— START STORED RECORDS —
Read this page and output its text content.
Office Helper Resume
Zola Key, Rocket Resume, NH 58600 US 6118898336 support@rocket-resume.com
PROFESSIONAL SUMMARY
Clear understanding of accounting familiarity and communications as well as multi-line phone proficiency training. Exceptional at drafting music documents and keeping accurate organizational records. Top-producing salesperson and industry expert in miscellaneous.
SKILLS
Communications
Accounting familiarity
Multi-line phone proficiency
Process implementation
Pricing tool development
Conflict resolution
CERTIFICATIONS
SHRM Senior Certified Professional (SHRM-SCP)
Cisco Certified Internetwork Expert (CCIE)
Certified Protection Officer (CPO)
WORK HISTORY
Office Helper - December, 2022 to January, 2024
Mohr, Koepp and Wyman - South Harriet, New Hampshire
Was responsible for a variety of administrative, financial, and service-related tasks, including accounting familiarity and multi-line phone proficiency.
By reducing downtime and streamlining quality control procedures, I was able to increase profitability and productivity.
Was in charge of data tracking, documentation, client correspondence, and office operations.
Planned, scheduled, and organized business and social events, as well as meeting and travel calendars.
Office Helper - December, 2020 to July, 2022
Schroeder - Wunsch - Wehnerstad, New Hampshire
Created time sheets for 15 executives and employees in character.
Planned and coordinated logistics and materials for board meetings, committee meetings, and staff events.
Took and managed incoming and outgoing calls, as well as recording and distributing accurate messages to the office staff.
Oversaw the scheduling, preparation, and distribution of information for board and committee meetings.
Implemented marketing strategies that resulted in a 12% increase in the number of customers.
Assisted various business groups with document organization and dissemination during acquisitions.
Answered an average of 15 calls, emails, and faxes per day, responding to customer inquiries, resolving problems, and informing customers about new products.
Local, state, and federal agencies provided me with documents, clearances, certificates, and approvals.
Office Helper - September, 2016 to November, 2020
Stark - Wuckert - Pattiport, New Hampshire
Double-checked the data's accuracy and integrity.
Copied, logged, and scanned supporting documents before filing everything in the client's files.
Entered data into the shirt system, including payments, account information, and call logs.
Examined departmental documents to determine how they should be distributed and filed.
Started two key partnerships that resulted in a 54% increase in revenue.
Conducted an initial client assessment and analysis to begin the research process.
— END STORED RECORDS —
### STATED TASK
Out of the material above, select every line that holds the string "increase".

### ANSWER TO THIS EXERCISE
By reducing downtime and streamlining quality control procedures, I was able to increase profitability and productivity.
Implemented marketing strategies that resulted in a 12% increase in the number of customers.
Started two key partnerships that resulted in a 54% increase in revenue.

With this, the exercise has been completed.